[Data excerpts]
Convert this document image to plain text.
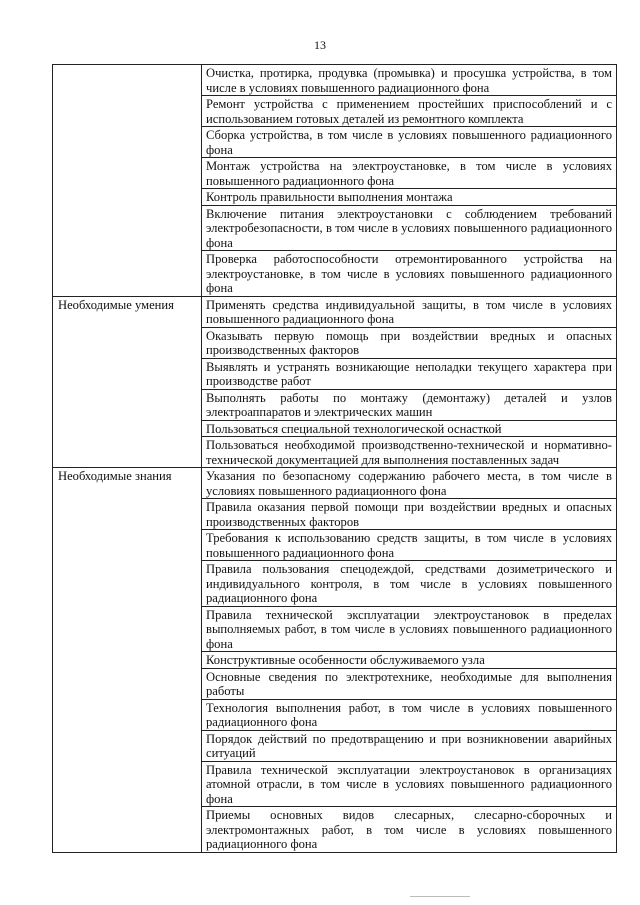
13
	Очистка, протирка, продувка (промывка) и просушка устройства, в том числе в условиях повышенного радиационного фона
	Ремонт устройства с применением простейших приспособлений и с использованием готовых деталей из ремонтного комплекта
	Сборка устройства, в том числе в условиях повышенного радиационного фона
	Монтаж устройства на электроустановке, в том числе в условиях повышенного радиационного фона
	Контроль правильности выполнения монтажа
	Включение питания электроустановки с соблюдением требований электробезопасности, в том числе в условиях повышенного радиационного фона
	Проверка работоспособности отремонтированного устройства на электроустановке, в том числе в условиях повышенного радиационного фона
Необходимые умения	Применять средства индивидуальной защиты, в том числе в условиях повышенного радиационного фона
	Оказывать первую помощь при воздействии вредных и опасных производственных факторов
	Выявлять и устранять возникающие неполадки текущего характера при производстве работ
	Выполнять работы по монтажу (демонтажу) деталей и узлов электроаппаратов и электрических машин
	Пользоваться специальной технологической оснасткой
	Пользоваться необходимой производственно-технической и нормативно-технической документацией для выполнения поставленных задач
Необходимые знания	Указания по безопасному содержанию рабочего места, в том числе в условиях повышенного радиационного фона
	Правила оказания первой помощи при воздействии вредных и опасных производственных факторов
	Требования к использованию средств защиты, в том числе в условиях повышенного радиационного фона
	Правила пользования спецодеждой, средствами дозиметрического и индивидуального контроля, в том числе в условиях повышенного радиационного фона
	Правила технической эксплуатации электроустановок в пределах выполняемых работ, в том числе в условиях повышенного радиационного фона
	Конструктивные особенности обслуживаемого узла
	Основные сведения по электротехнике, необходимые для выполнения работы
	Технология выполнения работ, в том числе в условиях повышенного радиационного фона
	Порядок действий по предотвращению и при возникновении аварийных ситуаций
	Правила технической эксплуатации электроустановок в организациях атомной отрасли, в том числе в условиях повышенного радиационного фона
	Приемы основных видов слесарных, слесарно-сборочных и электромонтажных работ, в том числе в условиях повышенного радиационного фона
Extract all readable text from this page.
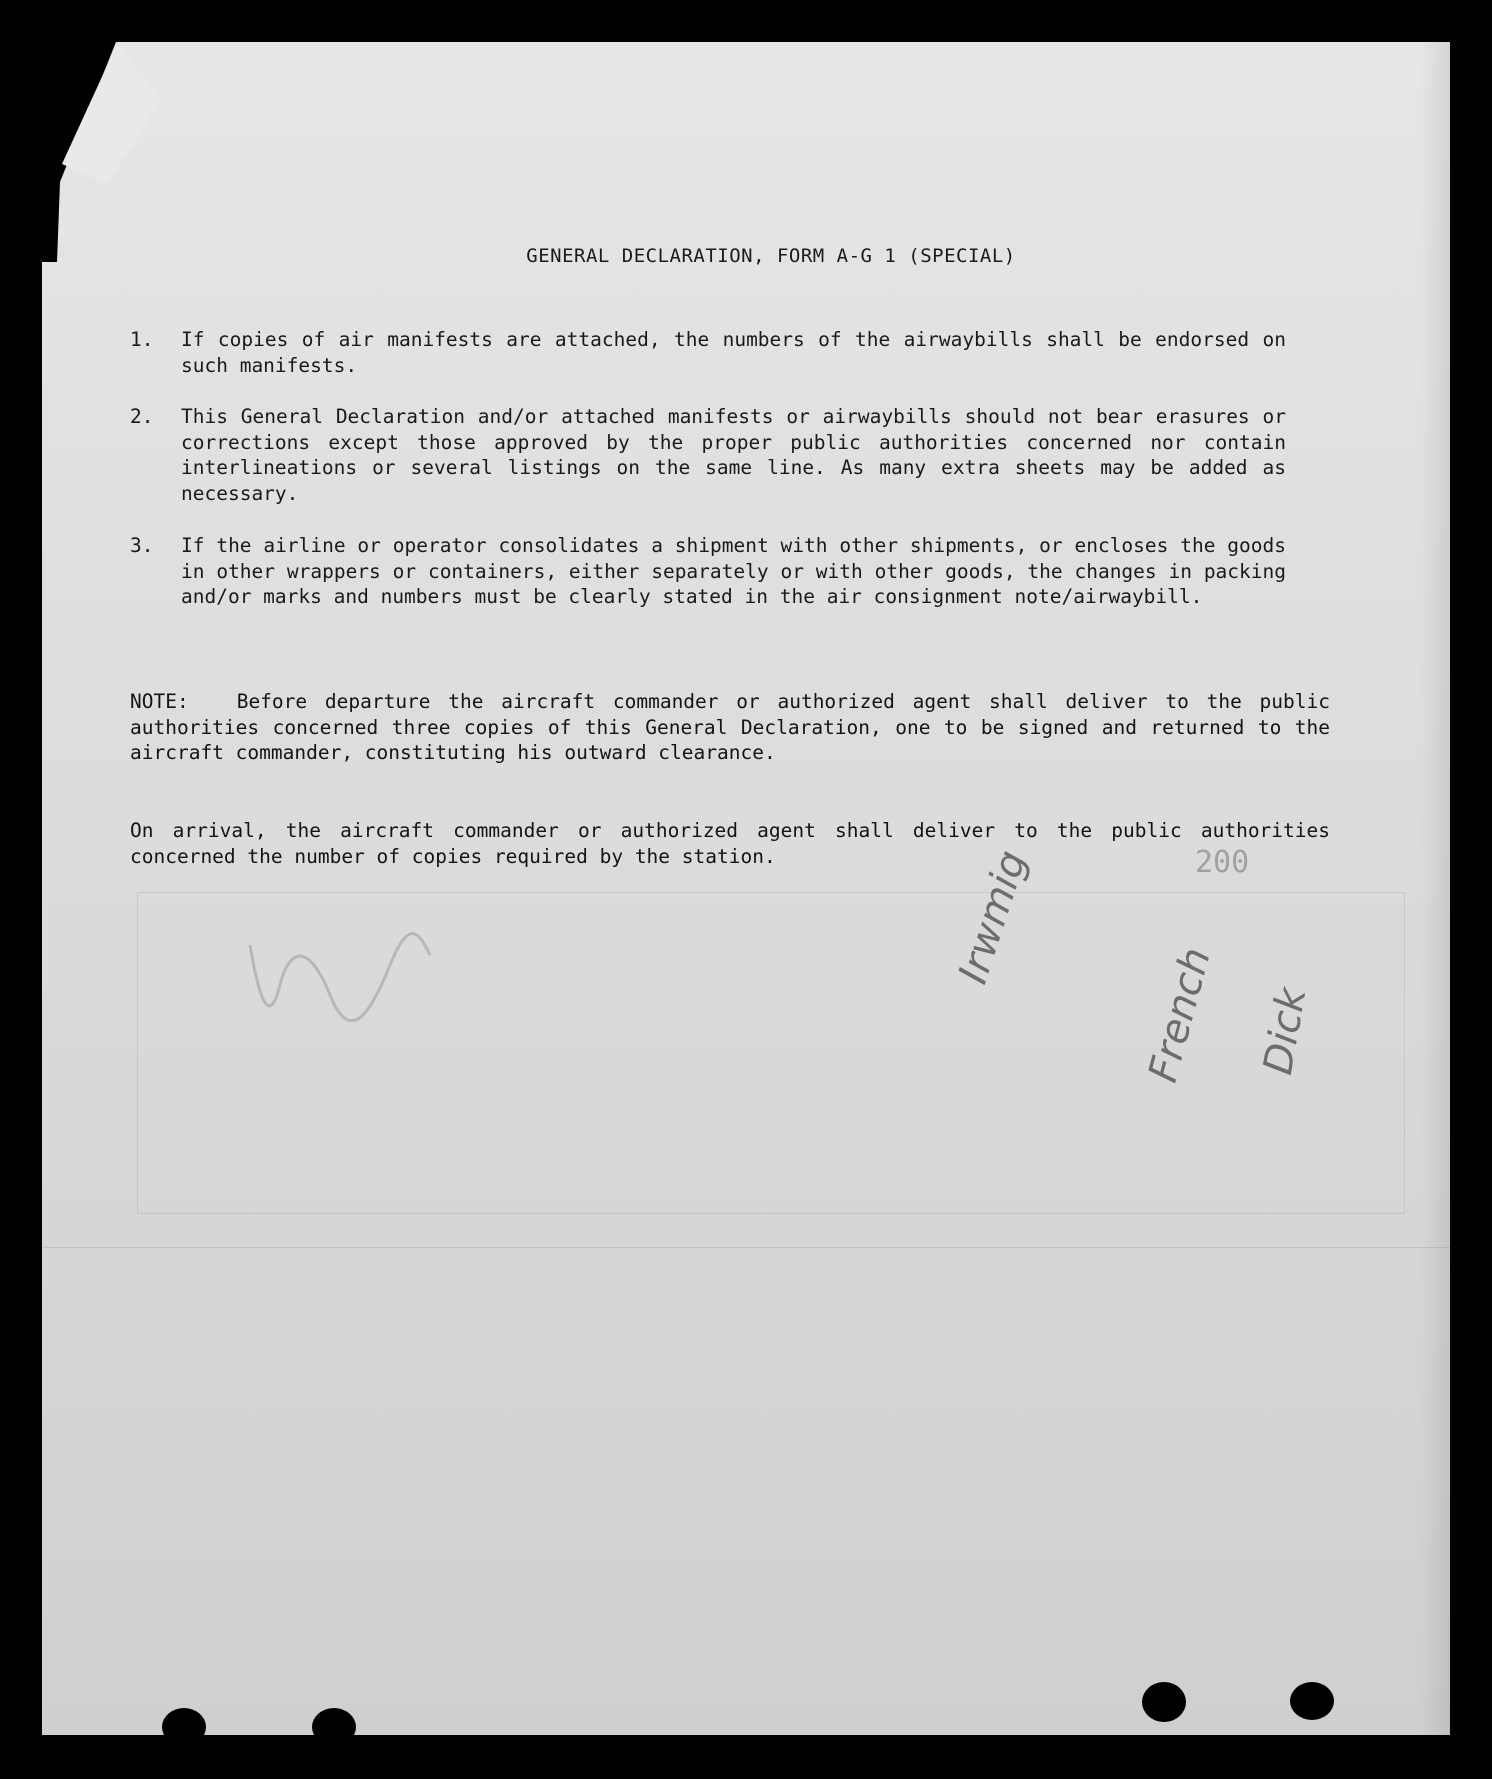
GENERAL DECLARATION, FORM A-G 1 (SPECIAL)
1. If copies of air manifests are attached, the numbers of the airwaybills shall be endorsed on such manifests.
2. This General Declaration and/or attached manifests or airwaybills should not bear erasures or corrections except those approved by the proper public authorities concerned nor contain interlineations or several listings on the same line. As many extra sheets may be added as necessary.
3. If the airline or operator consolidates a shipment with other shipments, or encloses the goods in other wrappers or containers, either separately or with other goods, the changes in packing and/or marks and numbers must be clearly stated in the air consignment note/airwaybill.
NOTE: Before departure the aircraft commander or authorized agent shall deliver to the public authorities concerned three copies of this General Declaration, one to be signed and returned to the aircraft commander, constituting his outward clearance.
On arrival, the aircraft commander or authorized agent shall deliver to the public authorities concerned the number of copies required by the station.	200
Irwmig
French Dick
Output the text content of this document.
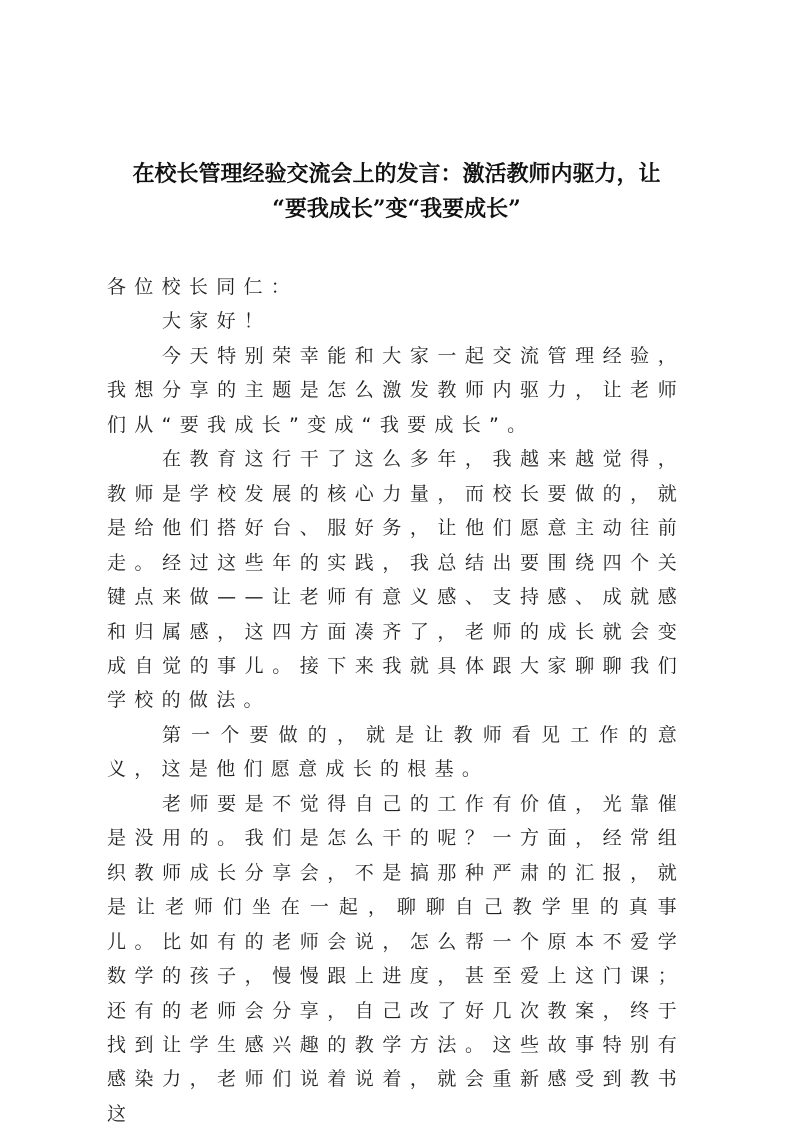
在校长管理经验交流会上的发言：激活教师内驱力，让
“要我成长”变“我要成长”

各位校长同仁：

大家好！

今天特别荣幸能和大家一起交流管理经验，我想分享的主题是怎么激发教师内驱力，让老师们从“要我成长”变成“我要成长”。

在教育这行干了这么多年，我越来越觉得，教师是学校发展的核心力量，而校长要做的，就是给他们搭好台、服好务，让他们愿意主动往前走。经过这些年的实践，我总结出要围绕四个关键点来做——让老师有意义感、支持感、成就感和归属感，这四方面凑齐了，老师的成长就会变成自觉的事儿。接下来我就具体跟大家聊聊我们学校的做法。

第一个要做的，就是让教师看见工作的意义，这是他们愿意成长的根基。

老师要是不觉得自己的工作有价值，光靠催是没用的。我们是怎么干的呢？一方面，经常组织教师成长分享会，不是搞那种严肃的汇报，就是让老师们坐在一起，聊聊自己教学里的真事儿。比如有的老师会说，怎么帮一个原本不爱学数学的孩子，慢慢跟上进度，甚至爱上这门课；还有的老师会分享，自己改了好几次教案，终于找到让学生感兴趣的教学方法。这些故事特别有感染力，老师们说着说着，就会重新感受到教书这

• TO DO: Copy each line above precisely, dropping the pictures.

• TASK OUTPUT:
Convert this document image to plain text.
13
	Очистка, протирка, продувка (промывка) и просушка устройства, в том числе в условиях повышенного радиационного фона
	Ремонт устройства с применением простейших приспособлений и с использованием готовых деталей из ремонтного комплекта
	Сборка устройства, в том числе в условиях повышенного радиационного фона
	Монтаж устройства на электроустановке, в том числе в условиях повышенного радиационного фона
	Контроль правильности выполнения монтажа
	Включение питания электроустановки с соблюдением требований электробезопасности, в том числе в условиях повышенного радиационного фона
	Проверка работоспособности отремонтированного устройства на электроустановке, в том числе в условиях повышенного радиационного фона
Необходимые умения	Применять средства индивидуальной защиты, в том числе в условиях повышенного радиационного фона
	Оказывать первую помощь при воздействии вредных и опасных производственных факторов
	Выявлять и устранять возникающие неполадки текущего характера при производстве работ
	Выполнять работы по монтажу (демонтажу) деталей и узлов электроаппаратов и электрических машин
	Пользоваться специальной технологической оснасткой
	Пользоваться необходимой производственно-технической и нормативно-технической документацией для выполнения поставленных задач
Необходимые знания	Указания по безопасному содержанию рабочего места, в том числе в условиях повышенного радиационного фона
	Правила оказания первой помощи при воздействии вредных и опасных производственных факторов
	Требования к использованию средств защиты, в том числе в условиях повышенного радиационного фона
	Правила пользования спецодеждой, средствами дозиметрического и индивидуального контроля, в том числе в условиях повышенного радиационного фона
	Правила технической эксплуатации электроустановок в пределах выполняемых работ, в том числе в условиях повышенного радиационного фона
	Конструктивные особенности обслуживаемого узла
	Основные сведения по электротехнике, необходимые для выполнения работы
	Технология выполнения работ, в том числе в условиях повышенного радиационного фона
	Порядок действий по предотвращению и при возникновении аварийных ситуаций
	Правила технической эксплуатации электроустановок в организациях атомной отрасли, в том числе в условиях повышенного радиационного фона
	Приемы основных видов слесарных, слесарно-сборочных и электромонтажных работ, в том числе в условиях повышенного радиационного фона
Extract all readable text from this page.
GENERAL DECLARATION, FORM A-G 1 (SPECIAL)
1. If copies of air manifests are attached, the numbers of the airwaybills shall be endorsed on such manifests.
2. This General Declaration and/or attached manifests or airwaybills should not bear erasures or corrections except those approved by the proper public authorities concerned nor contain interlineations or several listings on the same line. As many extra sheets may be added as necessary.
3. If the airline or operator consolidates a shipment with other shipments, or encloses the goods in other wrappers or containers, either separately or with other goods, the changes in packing and/or marks and numbers must be clearly stated in the air consignment note/airwaybill.
NOTE: Before departure the aircraft commander or authorized agent shall deliver to the public authorities concerned three copies of this General Declaration, one to be signed and returned to the aircraft commander, constituting his outward clearance.
On arrival, the aircraft commander or authorized agent shall deliver to the public authorities concerned the number of copies required by the station.	200
Irwmig
French Dick
Output the text content of this document.
在校长管理经验交流会上的发言：激活教师内驱力，让
“要我成长”变“我要成长”

各位校长同仁：

大家好！

今天特别荣幸能和大家一起交流管理经验，我想分享的主题是怎么激发教师内驱力，让老师们从“要我成长”变成“我要成长”。

在教育这行干了这么多年，我越来越觉得，教师是学校发展的核心力量，而校长要做的，就是给他们搭好台、服好务，让他们愿意主动往前走。经过这些年的实践，我总结出要围绕四个关键点来做——让老师有意义感、支持感、成就感和归属感，这四方面凑齐了，老师的成长就会变成自觉的事儿。接下来我就具体跟大家聊聊我们学校的做法。

第一个要做的，就是让教师看见工作的意义，这是他们愿意成长的根基。

老师要是不觉得自己的工作有价值，光靠催是没用的。我们是怎么干的呢？一方面，经常组织教师成长分享会，不是搞那种严肃的汇报，就是让老师们坐在一起，聊聊自己教学里的真事儿。比如有的老师会说，怎么帮一个原本不爱学数学的孩子，慢慢跟上进度，甚至爱上这门课；还有的老师会分享，自己改了好几次教案，终于找到让学生感兴趣的教学方法。这些故事特别有感染力，老师们说着说着，就会重新感受到教书这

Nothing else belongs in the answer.